EXTRACTED DATA:
## Start
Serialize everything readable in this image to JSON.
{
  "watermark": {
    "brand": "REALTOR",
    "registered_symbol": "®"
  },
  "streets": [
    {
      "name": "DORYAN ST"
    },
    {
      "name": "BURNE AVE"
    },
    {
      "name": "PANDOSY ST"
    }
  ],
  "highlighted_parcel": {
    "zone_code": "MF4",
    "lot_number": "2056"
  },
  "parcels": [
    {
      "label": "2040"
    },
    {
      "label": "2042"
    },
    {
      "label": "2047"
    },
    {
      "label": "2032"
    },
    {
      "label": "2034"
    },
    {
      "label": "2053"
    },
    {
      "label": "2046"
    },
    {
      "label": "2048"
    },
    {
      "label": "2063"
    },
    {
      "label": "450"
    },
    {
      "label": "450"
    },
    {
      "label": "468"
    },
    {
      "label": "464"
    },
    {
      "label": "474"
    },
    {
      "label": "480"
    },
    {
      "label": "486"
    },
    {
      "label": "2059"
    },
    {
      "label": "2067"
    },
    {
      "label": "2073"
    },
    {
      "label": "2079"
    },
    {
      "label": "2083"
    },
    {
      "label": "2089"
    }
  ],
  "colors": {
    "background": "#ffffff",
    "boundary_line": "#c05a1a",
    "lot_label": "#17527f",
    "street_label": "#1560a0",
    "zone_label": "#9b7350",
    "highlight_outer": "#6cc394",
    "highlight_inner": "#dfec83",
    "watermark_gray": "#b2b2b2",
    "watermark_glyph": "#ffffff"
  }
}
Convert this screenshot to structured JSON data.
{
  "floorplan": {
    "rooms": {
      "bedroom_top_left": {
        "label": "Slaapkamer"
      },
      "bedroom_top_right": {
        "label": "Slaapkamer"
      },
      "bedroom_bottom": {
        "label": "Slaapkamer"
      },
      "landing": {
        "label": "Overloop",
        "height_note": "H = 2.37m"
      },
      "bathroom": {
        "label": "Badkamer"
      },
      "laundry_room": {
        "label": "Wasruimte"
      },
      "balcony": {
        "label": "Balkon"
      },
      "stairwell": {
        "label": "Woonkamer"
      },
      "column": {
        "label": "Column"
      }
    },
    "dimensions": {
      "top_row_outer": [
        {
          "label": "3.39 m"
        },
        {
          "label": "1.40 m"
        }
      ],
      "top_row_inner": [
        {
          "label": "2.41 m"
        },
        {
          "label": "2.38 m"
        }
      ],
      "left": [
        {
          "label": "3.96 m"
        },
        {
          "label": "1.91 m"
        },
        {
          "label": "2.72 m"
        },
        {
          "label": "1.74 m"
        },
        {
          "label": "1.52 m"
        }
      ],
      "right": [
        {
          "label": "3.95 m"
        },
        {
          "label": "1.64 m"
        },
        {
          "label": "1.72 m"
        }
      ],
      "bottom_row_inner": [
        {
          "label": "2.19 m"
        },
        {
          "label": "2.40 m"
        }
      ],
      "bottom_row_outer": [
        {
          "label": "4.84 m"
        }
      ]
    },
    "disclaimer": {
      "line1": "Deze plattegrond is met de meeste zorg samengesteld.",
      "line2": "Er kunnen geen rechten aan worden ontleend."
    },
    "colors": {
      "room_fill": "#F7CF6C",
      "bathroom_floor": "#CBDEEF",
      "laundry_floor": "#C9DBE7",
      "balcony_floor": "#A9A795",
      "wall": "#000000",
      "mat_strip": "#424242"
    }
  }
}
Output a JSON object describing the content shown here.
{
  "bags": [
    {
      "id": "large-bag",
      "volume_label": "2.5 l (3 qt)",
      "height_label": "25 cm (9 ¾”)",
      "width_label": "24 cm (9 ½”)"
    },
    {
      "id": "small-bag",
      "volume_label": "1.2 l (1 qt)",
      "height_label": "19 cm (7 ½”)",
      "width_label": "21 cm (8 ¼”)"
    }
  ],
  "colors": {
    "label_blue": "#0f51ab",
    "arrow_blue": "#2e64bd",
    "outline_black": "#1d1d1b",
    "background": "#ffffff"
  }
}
## End
TASK:
Retype the material above, line by line, exactly.

REPLY:
Serialize everything readable in this image to JSON.
{
  "watermark": {
    "brand": "REALTOR",
    "registered_symbol": "®"
  },
  "streets": [
    {
      "name": "DORYAN ST"
    },
    {
      "name": "BURNE AVE"
    },
    {
      "name": "PANDOSY ST"
    }
  ],
  "highlighted_parcel": {
    "zone_code": "MF4",
    "lot_number": "2056"
  },
  "parcels": [
    {
      "label": "2040"
    },
    {
      "label": "2042"
    },
    {
      "label": "2047"
    },
    {
      "label": "2032"
    },
    {
      "label": "2034"
    },
    {
      "label": "2053"
    },
    {
      "label": "2046"
    },
    {
      "label": "2048"
    },
    {
      "label": "2063"
    },
    {
      "label": "450"
    },
    {
      "label": "450"
    },
    {
      "label": "468"
    },
    {
      "label": "464"
    },
    {
      "label": "474"
    },
    {
      "label": "480"
    },
    {
      "label": "486"
    },
    {
      "label": "2059"
    },
    {
      "label": "2067"
    },
    {
      "label": "2073"
    },
    {
      "label": "2079"
    },
    {
      "label": "2083"
    },
    {
      "label": "2089"
    }
  ],
  "colors": {
    "background": "#ffffff",
    "boundary_line": "#c05a1a",
    "lot_label": "#17527f",
    "street_label": "#1560a0",
    "zone_label": "#9b7350",
    "highlight_outer": "#6cc394",
    "highlight_inner": "#dfec83",
    "watermark_gray": "#b2b2b2",
    "watermark_glyph": "#ffffff"
  }
}
Convert this screenshot to structured JSON data.
{
  "floorplan": {
    "rooms": {
      "bedroom_top_left": {
        "label": "Slaapkamer"
      },
      "bedroom_top_right": {
        "label": "Slaapkamer"
      },
      "bedroom_bottom": {
        "label": "Slaapkamer"
      },
      "landing": {
        "label": "Overloop",
        "height_note": "H = 2.37m"
      },
      "bathroom": {
        "label": "Badkamer"
      },
      "laundry_room": {
        "label": "Wasruimte"
      },
      "balcony": {
        "label": "Balkon"
      },
      "stairwell": {
        "label": "Woonkamer"
      },
      "column": {
        "label": "Column"
      }
    },
    "dimensions": {
      "top_row_outer": [
        {
          "label": "3.39 m"
        },
        {
          "label": "1.40 m"
        }
      ],
      "top_row_inner": [
        {
          "label": "2.41 m"
        },
        {
          "label": "2.38 m"
        }
      ],
      "left": [
        {
          "label": "3.96 m"
        },
        {
          "label": "1.91 m"
        },
        {
          "label": "2.72 m"
        },
        {
          "label": "1.74 m"
        },
        {
          "label": "1.52 m"
        }
      ],
      "right": [
        {
          "label": "3.95 m"
        },
        {
          "label": "1.64 m"
        },
        {
          "label": "1.72 m"
        }
      ],
      "bottom_row_inner": [
        {
          "label": "2.19 m"
        },
        {
          "label": "2.40 m"
        }
      ],
      "bottom_row_outer": [
        {
          "label": "4.84 m"
        }
      ]
    },
    "disclaimer": {
      "line1": "Deze plattegrond is met de meeste zorg samengesteld.",
      "line2": "Er kunnen geen rechten aan worden ontleend."
    },
    "colors": {
      "room_fill": "#F7CF6C",
      "bathroom_floor": "#CBDEEF",
      "laundry_floor": "#C9DBE7",
      "balcony_floor": "#A9A795",
      "wall": "#000000",
      "mat_strip": "#424242"
    }
  }
}
Output a JSON object describing the content shown here.
{
  "bags": [
    {
      "id": "large-bag",
      "volume_label": "2.5 l (3 qt)",
      "height_label": "25 cm (9 ¾”)",
      "width_label": "24 cm (9 ½”)"
    },
    {
      "id": "small-bag",
      "volume_label": "1.2 l (1 qt)",
      "height_label": "19 cm (7 ½”)",
      "width_label": "21 cm (8 ¼”)"
    }
  ],
  "colors": {
    "label_blue": "#0f51ab",
    "arrow_blue": "#2e64bd",
    "outline_black": "#1d1d1b",
    "background": "#ffffff"
  }
}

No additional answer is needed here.